§ **REQUEST**: Reproduce the material exactly, omitting nothing.

§ **STORED ROWS**:
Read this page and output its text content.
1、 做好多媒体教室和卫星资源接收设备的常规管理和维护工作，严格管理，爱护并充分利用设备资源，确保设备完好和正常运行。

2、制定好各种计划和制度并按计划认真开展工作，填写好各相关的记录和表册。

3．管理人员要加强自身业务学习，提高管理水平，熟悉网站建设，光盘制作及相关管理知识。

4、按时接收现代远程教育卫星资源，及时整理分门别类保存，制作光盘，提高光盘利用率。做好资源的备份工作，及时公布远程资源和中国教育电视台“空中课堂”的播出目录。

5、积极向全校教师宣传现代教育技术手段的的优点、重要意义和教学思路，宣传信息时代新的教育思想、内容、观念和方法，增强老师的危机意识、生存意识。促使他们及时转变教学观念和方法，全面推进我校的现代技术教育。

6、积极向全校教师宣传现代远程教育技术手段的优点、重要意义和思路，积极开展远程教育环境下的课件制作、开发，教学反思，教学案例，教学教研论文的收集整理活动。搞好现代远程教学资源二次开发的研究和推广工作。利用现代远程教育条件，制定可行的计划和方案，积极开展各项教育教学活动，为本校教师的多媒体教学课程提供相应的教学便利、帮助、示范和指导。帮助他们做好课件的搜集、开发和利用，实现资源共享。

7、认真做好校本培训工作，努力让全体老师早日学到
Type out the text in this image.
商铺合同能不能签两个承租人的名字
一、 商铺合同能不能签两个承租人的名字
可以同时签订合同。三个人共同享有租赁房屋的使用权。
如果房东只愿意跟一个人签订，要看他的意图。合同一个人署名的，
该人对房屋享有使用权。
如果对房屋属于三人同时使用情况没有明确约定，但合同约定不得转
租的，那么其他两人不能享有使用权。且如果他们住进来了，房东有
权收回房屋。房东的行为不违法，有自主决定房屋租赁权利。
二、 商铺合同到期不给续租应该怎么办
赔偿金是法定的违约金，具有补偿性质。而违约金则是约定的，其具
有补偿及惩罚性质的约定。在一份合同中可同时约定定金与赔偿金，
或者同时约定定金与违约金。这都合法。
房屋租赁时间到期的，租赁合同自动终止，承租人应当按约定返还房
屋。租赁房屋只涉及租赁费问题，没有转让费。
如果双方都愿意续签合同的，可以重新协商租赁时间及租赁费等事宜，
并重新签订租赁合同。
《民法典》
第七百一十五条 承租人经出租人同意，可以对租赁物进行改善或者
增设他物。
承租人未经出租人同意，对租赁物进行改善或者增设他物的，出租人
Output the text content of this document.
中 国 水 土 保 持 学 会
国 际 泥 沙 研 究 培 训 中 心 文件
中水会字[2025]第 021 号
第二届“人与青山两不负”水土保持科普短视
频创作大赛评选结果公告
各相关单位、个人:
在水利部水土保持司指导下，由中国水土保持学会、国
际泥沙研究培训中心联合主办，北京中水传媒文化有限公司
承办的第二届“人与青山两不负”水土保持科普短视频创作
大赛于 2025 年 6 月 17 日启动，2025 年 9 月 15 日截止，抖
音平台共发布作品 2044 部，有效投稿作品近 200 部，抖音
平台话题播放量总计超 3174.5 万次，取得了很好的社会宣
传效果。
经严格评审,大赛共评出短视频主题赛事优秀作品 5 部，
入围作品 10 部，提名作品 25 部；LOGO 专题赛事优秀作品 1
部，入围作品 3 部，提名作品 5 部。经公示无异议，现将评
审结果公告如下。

§ **OUTPUT**:
Read this page and output its text content.
1、 做好多媒体教室和卫星资源接收设备的常规管理和维护工作，严格管理，爱护并充分利用设备资源，确保设备完好和正常运行。

2、制定好各种计划和制度并按计划认真开展工作，填写好各相关的记录和表册。

3．管理人员要加强自身业务学习，提高管理水平，熟悉网站建设，光盘制作及相关管理知识。

4、按时接收现代远程教育卫星资源，及时整理分门别类保存，制作光盘，提高光盘利用率。做好资源的备份工作，及时公布远程资源和中国教育电视台“空中课堂”的播出目录。

5、积极向全校教师宣传现代教育技术手段的的优点、重要意义和教学思路，宣传信息时代新的教育思想、内容、观念和方法，增强老师的危机意识、生存意识。促使他们及时转变教学观念和方法，全面推进我校的现代技术教育。

6、积极向全校教师宣传现代远程教育技术手段的优点、重要意义和思路，积极开展远程教育环境下的课件制作、开发，教学反思，教学案例，教学教研论文的收集整理活动。搞好现代远程教学资源二次开发的研究和推广工作。利用现代远程教育条件，制定可行的计划和方案，积极开展各项教育教学活动，为本校教师的多媒体教学课程提供相应的教学便利、帮助、示范和指导。帮助他们做好课件的搜集、开发和利用，实现资源共享。

7、认真做好校本培训工作，努力让全体老师早日学到
Type out the text in this image.
商铺合同能不能签两个承租人的名字
一、 商铺合同能不能签两个承租人的名字
可以同时签订合同。三个人共同享有租赁房屋的使用权。
如果房东只愿意跟一个人签订，要看他的意图。合同一个人署名的，
该人对房屋享有使用权。
如果对房屋属于三人同时使用情况没有明确约定，但合同约定不得转
租的，那么其他两人不能享有使用权。且如果他们住进来了，房东有
权收回房屋。房东的行为不违法，有自主决定房屋租赁权利。
二、 商铺合同到期不给续租应该怎么办
赔偿金是法定的违约金，具有补偿性质。而违约金则是约定的，其具
有补偿及惩罚性质的约定。在一份合同中可同时约定定金与赔偿金，
或者同时约定定金与违约金。这都合法。
房屋租赁时间到期的，租赁合同自动终止，承租人应当按约定返还房
屋。租赁房屋只涉及租赁费问题，没有转让费。
如果双方都愿意续签合同的，可以重新协商租赁时间及租赁费等事宜，
并重新签订租赁合同。
《民法典》
第七百一十五条 承租人经出租人同意，可以对租赁物进行改善或者
增设他物。
承租人未经出租人同意，对租赁物进行改善或者增设他物的，出租人
Output the text content of this document.
中 国 水 土 保 持 学 会
国 际 泥 沙 研 究 培 训 中 心 文件
中水会字[2025]第 021 号
第二届“人与青山两不负”水土保持科普短视
频创作大赛评选结果公告
各相关单位、个人:
在水利部水土保持司指导下，由中国水土保持学会、国
际泥沙研究培训中心联合主办，北京中水传媒文化有限公司
承办的第二届“人与青山两不负”水土保持科普短视频创作
大赛于 2025 年 6 月 17 日启动，2025 年 9 月 15 日截止，抖
音平台共发布作品 2044 部，有效投稿作品近 200 部，抖音
平台话题播放量总计超 3174.5 万次，取得了很好的社会宣
传效果。
经严格评审,大赛共评出短视频主题赛事优秀作品 5 部，
入围作品 10 部，提名作品 25 部；LOGO 专题赛事优秀作品 1
部，入围作品 3 部，提名作品 5 部。经公示无异议，现将评
审结果公告如下。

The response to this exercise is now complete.